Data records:
-- Begin --
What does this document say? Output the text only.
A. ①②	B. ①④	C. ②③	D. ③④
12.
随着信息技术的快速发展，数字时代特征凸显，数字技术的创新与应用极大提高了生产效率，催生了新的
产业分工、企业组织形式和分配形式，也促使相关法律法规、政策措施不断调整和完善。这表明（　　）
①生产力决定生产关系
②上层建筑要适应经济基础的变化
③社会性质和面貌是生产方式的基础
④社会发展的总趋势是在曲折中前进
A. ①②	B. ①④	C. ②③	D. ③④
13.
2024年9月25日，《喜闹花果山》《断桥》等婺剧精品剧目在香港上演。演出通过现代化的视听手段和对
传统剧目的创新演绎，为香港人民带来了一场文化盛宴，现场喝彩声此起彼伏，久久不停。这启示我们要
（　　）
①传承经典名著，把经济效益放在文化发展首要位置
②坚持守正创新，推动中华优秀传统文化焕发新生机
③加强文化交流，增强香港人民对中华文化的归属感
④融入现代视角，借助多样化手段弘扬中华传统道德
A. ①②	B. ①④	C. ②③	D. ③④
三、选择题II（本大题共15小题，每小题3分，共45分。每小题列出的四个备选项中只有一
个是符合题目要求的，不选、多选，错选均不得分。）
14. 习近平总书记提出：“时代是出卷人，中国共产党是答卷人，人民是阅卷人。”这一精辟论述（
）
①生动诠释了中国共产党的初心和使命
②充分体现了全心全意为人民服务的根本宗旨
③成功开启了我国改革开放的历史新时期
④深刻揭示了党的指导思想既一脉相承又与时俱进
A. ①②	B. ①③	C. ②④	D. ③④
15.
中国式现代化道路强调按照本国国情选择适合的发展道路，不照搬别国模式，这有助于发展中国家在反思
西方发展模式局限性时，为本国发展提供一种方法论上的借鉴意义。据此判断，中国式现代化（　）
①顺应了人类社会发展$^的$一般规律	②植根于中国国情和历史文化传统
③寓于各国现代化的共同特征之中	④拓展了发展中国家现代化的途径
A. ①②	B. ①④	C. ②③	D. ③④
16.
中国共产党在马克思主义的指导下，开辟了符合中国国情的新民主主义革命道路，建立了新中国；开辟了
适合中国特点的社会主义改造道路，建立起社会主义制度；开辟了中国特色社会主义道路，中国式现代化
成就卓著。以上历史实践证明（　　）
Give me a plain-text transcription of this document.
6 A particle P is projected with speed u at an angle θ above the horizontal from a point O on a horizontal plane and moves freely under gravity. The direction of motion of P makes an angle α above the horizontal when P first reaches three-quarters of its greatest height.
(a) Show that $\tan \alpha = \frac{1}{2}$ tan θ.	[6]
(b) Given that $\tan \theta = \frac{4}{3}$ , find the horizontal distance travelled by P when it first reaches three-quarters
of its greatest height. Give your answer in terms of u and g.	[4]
-- End --
▸ Work to do:
Write the entries again, exactly as they stand.

▸ Solution:
What does this document say? Output the text only.
A. ①②	B. ①④	C. ②③	D. ③④
12.
随着信息技术的快速发展，数字时代特征凸显，数字技术的创新与应用极大提高了生产效率，催生了新的
产业分工、企业组织形式和分配形式，也促使相关法律法规、政策措施不断调整和完善。这表明（　　）
①生产力决定生产关系
②上层建筑要适应经济基础的变化
③社会性质和面貌是生产方式的基础
④社会发展的总趋势是在曲折中前进
A. ①②	B. ①④	C. ②③	D. ③④
13.
2024年9月25日，《喜闹花果山》《断桥》等婺剧精品剧目在香港上演。演出通过现代化的视听手段和对
传统剧目的创新演绎，为香港人民带来了一场文化盛宴，现场喝彩声此起彼伏，久久不停。这启示我们要
（　　）
①传承经典名著，把经济效益放在文化发展首要位置
②坚持守正创新，推动中华优秀传统文化焕发新生机
③加强文化交流，增强香港人民对中华文化的归属感
④融入现代视角，借助多样化手段弘扬中华传统道德
A. ①②	B. ①④	C. ②③	D. ③④
三、选择题II（本大题共15小题，每小题3分，共45分。每小题列出的四个备选项中只有一
个是符合题目要求的，不选、多选，错选均不得分。）
14. 习近平总书记提出：“时代是出卷人，中国共产党是答卷人，人民是阅卷人。”这一精辟论述（
）
①生动诠释了中国共产党的初心和使命
②充分体现了全心全意为人民服务的根本宗旨
③成功开启了我国改革开放的历史新时期
④深刻揭示了党的指导思想既一脉相承又与时俱进
A. ①②	B. ①③	C. ②④	D. ③④
15.
中国式现代化道路强调按照本国国情选择适合的发展道路，不照搬别国模式，这有助于发展中国家在反思
西方发展模式局限性时，为本国发展提供一种方法论上的借鉴意义。据此判断，中国式现代化（　）
①顺应了人类社会发展$^的$一般规律	②植根于中国国情和历史文化传统
③寓于各国现代化的共同特征之中	④拓展了发展中国家现代化的途径
A. ①②	B. ①④	C. ②③	D. ③④
16.
中国共产党在马克思主义的指导下，开辟了符合中国国情的新民主主义革命道路，建立了新中国；开辟了
适合中国特点的社会主义改造道路，建立起社会主义制度；开辟了中国特色社会主义道路，中国式现代化
成就卓著。以上历史实践证明（　　）
Give me a plain-text transcription of this document.
6 A particle P is projected with speed u at an angle θ above the horizontal from a point O on a horizontal plane and moves freely under gravity. The direction of motion of P makes an angle α above the horizontal when P first reaches three-quarters of its greatest height.
(a) Show that $\tan \alpha = \frac{1}{2}$ tan θ.	[6]
(b) Given that $\tan \theta = \frac{4}{3}$ , find the horizontal distance travelled by P when it first reaches three-quarters
of its greatest height. Give your answer in terms of u and g.	[4]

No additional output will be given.